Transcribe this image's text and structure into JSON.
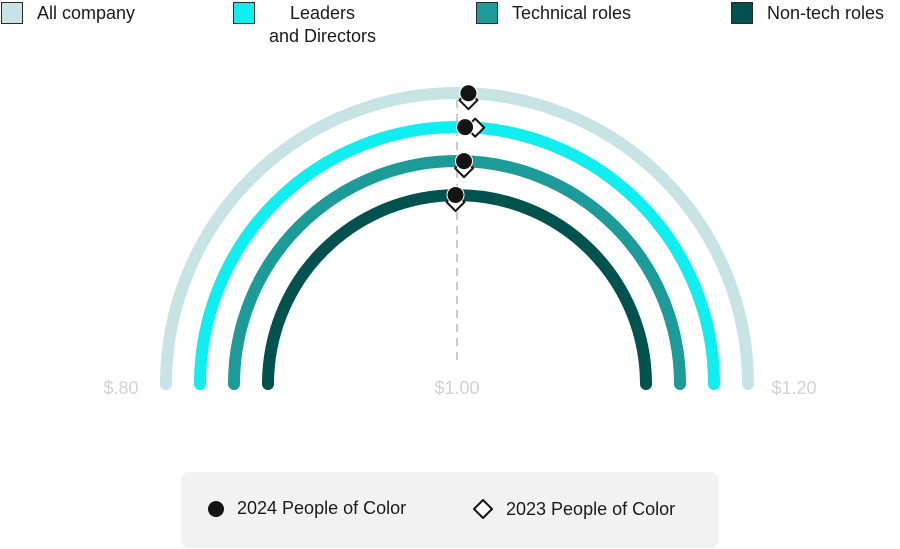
{
  "legend": {
    "items": [
      {
        "label_line1": "All company",
        "label_line2": "",
        "color": "#c8e3e3"
      },
      {
        "label_line1": "Leaders",
        "label_line2": "and Directors",
        "color": "#10eef0"
      },
      {
        "label_line1": "Technical roles",
        "label_line2": "",
        "color": "#1c9b98"
      },
      {
        "label_line1": "Non-tech roles",
        "label_line2": "",
        "color": "#00524e"
      }
    ]
  },
  "bottom_legend": {
    "item_2024": "2024 People of Color",
    "item_2023": "2023 People of Color"
  },
  "chart_data": {
    "type": "semicircle-gauge",
    "title": "",
    "scale": {
      "min": 0.8,
      "max": 1.2,
      "reference": 1.0
    },
    "tick_labels": [
      "$.80",
      "$1.00",
      "$1.20"
    ],
    "series": [
      {
        "name": "All company",
        "color": "#c8e3e3",
        "value_2024": 1.005,
        "value_2023": 1.005
      },
      {
        "name": "Leaders and Directors",
        "color": "#10eef0",
        "value_2024": 1.004,
        "value_2023": 1.009
      },
      {
        "name": "Technical roles",
        "color": "#1c9b98",
        "value_2024": 1.004,
        "value_2023": 1.004
      },
      {
        "name": "Non-tech roles",
        "color": "#00524e",
        "value_2024": 0.999,
        "value_2023": 0.999
      }
    ]
  }
}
------------------------
> _WHAT IS NEEDED_
Copy out all the data without changing anything, and drop the pictures.

> _OUTPUT_
Transcribe this image's text and structure into JSON.
{
  "legend": {
    "items": [
      {
        "label_line1": "All company",
        "label_line2": "",
        "color": "#c8e3e3"
      },
      {
        "label_line1": "Leaders",
        "label_line2": "and Directors",
        "color": "#10eef0"
      },
      {
        "label_line1": "Technical roles",
        "label_line2": "",
        "color": "#1c9b98"
      },
      {
        "label_line1": "Non-tech roles",
        "label_line2": "",
        "color": "#00524e"
      }
    ]
  },
  "bottom_legend": {
    "item_2024": "2024 People of Color",
    "item_2023": "2023 People of Color"
  },
  "chart_data": {
    "type": "semicircle-gauge",
    "title": "",
    "scale": {
      "min": 0.8,
      "max": 1.2,
      "reference": 1.0
    },
    "tick_labels": [
      "$.80",
      "$1.00",
      "$1.20"
    ],
    "series": [
      {
        "name": "All company",
        "color": "#c8e3e3",
        "value_2024": 1.005,
        "value_2023": 1.005
      },
      {
        "name": "Leaders and Directors",
        "color": "#10eef0",
        "value_2024": 1.004,
        "value_2023": 1.009
      },
      {
        "name": "Technical roles",
        "color": "#1c9b98",
        "value_2024": 1.004,
        "value_2023": 1.004
      },
      {
        "name": "Non-tech roles",
        "color": "#00524e",
        "value_2024": 0.999,
        "value_2023": 0.999
      }
    ]
  }
}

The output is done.